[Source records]
*****
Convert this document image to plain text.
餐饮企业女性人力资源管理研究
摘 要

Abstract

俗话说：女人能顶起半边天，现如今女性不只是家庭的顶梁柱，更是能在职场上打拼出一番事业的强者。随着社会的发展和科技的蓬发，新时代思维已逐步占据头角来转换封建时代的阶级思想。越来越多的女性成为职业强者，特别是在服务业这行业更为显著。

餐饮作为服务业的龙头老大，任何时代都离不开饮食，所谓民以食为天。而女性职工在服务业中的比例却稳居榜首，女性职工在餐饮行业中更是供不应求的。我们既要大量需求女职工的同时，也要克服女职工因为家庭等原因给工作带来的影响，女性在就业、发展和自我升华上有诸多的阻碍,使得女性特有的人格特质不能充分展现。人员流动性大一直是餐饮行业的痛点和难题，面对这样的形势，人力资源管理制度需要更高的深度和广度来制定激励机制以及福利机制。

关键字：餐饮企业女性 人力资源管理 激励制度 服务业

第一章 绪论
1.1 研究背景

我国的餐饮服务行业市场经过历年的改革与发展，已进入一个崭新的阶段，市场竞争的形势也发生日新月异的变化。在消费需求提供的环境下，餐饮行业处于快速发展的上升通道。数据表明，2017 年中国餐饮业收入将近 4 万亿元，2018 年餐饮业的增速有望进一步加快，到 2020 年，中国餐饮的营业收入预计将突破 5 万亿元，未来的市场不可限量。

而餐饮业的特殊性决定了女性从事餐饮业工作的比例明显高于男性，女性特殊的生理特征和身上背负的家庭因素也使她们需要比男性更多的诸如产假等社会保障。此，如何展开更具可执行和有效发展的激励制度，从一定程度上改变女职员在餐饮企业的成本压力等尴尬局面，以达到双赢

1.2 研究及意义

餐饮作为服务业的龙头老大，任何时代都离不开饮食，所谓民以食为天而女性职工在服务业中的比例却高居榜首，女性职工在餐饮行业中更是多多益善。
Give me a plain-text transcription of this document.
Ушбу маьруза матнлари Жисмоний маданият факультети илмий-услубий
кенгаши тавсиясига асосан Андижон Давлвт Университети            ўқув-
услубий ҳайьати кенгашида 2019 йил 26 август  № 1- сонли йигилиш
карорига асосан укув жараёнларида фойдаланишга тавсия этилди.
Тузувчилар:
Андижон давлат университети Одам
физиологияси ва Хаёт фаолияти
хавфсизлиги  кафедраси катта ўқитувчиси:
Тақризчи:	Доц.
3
*****
— Written instruction —
Retype all of the material, keeping each line exact.

— In response —
Convert this document image to plain text.
餐饮企业女性人力资源管理研究
摘 要

Abstract

俗话说：女人能顶起半边天，现如今女性不只是家庭的顶梁柱，更是能在职场上打拼出一番事业的强者。随着社会的发展和科技的蓬发，新时代思维已逐步占据头角来转换封建时代的阶级思想。越来越多的女性成为职业强者，特别是在服务业这行业更为显著。

餐饮作为服务业的龙头老大，任何时代都离不开饮食，所谓民以食为天。而女性职工在服务业中的比例却稳居榜首，女性职工在餐饮行业中更是供不应求的。我们既要大量需求女职工的同时，也要克服女职工因为家庭等原因给工作带来的影响，女性在就业、发展和自我升华上有诸多的阻碍,使得女性特有的人格特质不能充分展现。人员流动性大一直是餐饮行业的痛点和难题，面对这样的形势，人力资源管理制度需要更高的深度和广度来制定激励机制以及福利机制。

关键字：餐饮企业女性 人力资源管理 激励制度 服务业

第一章 绪论
1.1 研究背景

我国的餐饮服务行业市场经过历年的改革与发展，已进入一个崭新的阶段，市场竞争的形势也发生日新月异的变化。在消费需求提供的环境下，餐饮行业处于快速发展的上升通道。数据表明，2017 年中国餐饮业收入将近 4 万亿元，2018 年餐饮业的增速有望进一步加快，到 2020 年，中国餐饮的营业收入预计将突破 5 万亿元，未来的市场不可限量。

而餐饮业的特殊性决定了女性从事餐饮业工作的比例明显高于男性，女性特殊的生理特征和身上背负的家庭因素也使她们需要比男性更多的诸如产假等社会保障。此，如何展开更具可执行和有效发展的激励制度，从一定程度上改变女职员在餐饮企业的成本压力等尴尬局面，以达到双赢

1.2 研究及意义

餐饮作为服务业的龙头老大，任何时代都离不开饮食，所谓民以食为天而女性职工在服务业中的比例却高居榜首，女性职工在餐饮行业中更是多多益善。
Give me a plain-text transcription of this document.
Ушбу маьруза матнлари Жисмоний маданият факультети илмий-услубий
кенгаши тавсиясига асосан Андижон Давлвт Университети            ўқув-
услубий ҳайьати кенгашида 2019 йил 26 август  № 1- сонли йигилиш
карорига асосан укув жараёнларида фойдаланишга тавсия этилди.
Тузувчилар:
Андижон давлат университети Одам
физиологияси ва Хаёт фаолияти
хавфсизлиги  кафедраси катта ўқитувчиси:
Тақризчи:	Доц.
3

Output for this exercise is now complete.